#### Recorded data ####
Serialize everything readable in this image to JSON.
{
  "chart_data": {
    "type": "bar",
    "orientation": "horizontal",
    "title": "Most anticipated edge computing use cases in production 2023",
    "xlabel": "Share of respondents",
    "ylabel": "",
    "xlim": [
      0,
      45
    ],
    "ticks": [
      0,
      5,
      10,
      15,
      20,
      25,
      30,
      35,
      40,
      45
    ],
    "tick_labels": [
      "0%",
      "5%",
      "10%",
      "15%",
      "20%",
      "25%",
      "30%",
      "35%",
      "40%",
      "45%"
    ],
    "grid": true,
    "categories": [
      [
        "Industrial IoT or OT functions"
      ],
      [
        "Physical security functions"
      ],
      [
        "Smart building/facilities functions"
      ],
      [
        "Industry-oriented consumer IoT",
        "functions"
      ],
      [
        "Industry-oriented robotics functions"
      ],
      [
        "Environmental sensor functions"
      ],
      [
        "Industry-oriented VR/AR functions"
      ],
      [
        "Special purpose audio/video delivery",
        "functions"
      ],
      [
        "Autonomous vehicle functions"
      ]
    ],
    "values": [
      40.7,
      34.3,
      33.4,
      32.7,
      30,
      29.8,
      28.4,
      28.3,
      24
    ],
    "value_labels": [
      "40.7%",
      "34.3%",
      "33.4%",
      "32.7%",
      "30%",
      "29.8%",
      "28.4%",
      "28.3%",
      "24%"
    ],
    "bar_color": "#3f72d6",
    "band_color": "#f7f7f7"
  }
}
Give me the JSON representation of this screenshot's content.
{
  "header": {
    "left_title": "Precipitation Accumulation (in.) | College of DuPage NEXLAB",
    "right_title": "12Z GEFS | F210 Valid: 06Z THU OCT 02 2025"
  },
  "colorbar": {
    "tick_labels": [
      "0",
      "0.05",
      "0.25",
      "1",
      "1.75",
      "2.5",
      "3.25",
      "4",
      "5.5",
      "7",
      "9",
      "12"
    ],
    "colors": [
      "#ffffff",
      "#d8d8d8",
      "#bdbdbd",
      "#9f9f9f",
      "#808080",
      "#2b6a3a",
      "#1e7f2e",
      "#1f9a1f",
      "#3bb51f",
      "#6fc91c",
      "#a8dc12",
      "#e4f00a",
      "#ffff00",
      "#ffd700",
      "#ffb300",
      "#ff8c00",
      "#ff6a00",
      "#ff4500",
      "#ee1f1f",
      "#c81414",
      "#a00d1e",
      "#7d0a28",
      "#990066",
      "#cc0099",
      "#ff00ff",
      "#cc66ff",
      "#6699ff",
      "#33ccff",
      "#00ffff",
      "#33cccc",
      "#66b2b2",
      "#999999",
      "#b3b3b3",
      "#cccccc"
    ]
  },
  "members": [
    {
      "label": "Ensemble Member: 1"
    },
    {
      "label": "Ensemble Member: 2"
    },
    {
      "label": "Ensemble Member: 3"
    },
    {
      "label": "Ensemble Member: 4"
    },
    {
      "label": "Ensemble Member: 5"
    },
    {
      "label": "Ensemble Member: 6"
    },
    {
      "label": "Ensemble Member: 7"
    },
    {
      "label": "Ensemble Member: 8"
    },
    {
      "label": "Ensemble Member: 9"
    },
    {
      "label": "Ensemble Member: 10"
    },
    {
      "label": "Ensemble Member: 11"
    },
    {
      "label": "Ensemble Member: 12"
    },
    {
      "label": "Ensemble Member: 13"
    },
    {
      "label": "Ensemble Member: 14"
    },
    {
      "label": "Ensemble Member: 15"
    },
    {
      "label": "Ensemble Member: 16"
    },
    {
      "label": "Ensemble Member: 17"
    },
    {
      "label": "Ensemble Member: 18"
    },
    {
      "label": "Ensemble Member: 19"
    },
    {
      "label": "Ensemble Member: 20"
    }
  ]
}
####
Task:
Print all the data exactly.

Response for this exercise:
Serialize everything readable in this image to JSON.
{
  "chart_data": {
    "type": "bar",
    "orientation": "horizontal",
    "title": "Most anticipated edge computing use cases in production 2023",
    "xlabel": "Share of respondents",
    "ylabel": "",
    "xlim": [
      0,
      45
    ],
    "ticks": [
      0,
      5,
      10,
      15,
      20,
      25,
      30,
      35,
      40,
      45
    ],
    "tick_labels": [
      "0%",
      "5%",
      "10%",
      "15%",
      "20%",
      "25%",
      "30%",
      "35%",
      "40%",
      "45%"
    ],
    "grid": true,
    "categories": [
      [
        "Industrial IoT or OT functions"
      ],
      [
        "Physical security functions"
      ],
      [
        "Smart building/facilities functions"
      ],
      [
        "Industry-oriented consumer IoT",
        "functions"
      ],
      [
        "Industry-oriented robotics functions"
      ],
      [
        "Environmental sensor functions"
      ],
      [
        "Industry-oriented VR/AR functions"
      ],
      [
        "Special purpose audio/video delivery",
        "functions"
      ],
      [
        "Autonomous vehicle functions"
      ]
    ],
    "values": [
      40.7,
      34.3,
      33.4,
      32.7,
      30,
      29.8,
      28.4,
      28.3,
      24
    ],
    "value_labels": [
      "40.7%",
      "34.3%",
      "33.4%",
      "32.7%",
      "30%",
      "29.8%",
      "28.4%",
      "28.3%",
      "24%"
    ],
    "bar_color": "#3f72d6",
    "band_color": "#f7f7f7"
  }
}
Give me the JSON representation of this screenshot's content.
{
  "header": {
    "left_title": "Precipitation Accumulation (in.) | College of DuPage NEXLAB",
    "right_title": "12Z GEFS | F210 Valid: 06Z THU OCT 02 2025"
  },
  "colorbar": {
    "tick_labels": [
      "0",
      "0.05",
      "0.25",
      "1",
      "1.75",
      "2.5",
      "3.25",
      "4",
      "5.5",
      "7",
      "9",
      "12"
    ],
    "colors": [
      "#ffffff",
      "#d8d8d8",
      "#bdbdbd",
      "#9f9f9f",
      "#808080",
      "#2b6a3a",
      "#1e7f2e",
      "#1f9a1f",
      "#3bb51f",
      "#6fc91c",
      "#a8dc12",
      "#e4f00a",
      "#ffff00",
      "#ffd700",
      "#ffb300",
      "#ff8c00",
      "#ff6a00",
      "#ff4500",
      "#ee1f1f",
      "#c81414",
      "#a00d1e",
      "#7d0a28",
      "#990066",
      "#cc0099",
      "#ff00ff",
      "#cc66ff",
      "#6699ff",
      "#33ccff",
      "#00ffff",
      "#33cccc",
      "#66b2b2",
      "#999999",
      "#b3b3b3",
      "#cccccc"
    ]
  },
  "members": [
    {
      "label": "Ensemble Member: 1"
    },
    {
      "label": "Ensemble Member: 2"
    },
    {
      "label": "Ensemble Member: 3"
    },
    {
      "label": "Ensemble Member: 4"
    },
    {
      "label": "Ensemble Member: 5"
    },
    {
      "label": "Ensemble Member: 6"
    },
    {
      "label": "Ensemble Member: 7"
    },
    {
      "label": "Ensemble Member: 8"
    },
    {
      "label": "Ensemble Member: 9"
    },
    {
      "label": "Ensemble Member: 10"
    },
    {
      "label": "Ensemble Member: 11"
    },
    {
      "label": "Ensemble Member: 12"
    },
    {
      "label": "Ensemble Member: 13"
    },
    {
      "label": "Ensemble Member: 14"
    },
    {
      "label": "Ensemble Member: 15"
    },
    {
      "label": "Ensemble Member: 16"
    },
    {
      "label": "Ensemble Member: 17"
    },
    {
      "label": "Ensemble Member: 18"
    },
    {
      "label": "Ensemble Member: 19"
    },
    {
      "label": "Ensemble Member: 20"
    }
  ]
}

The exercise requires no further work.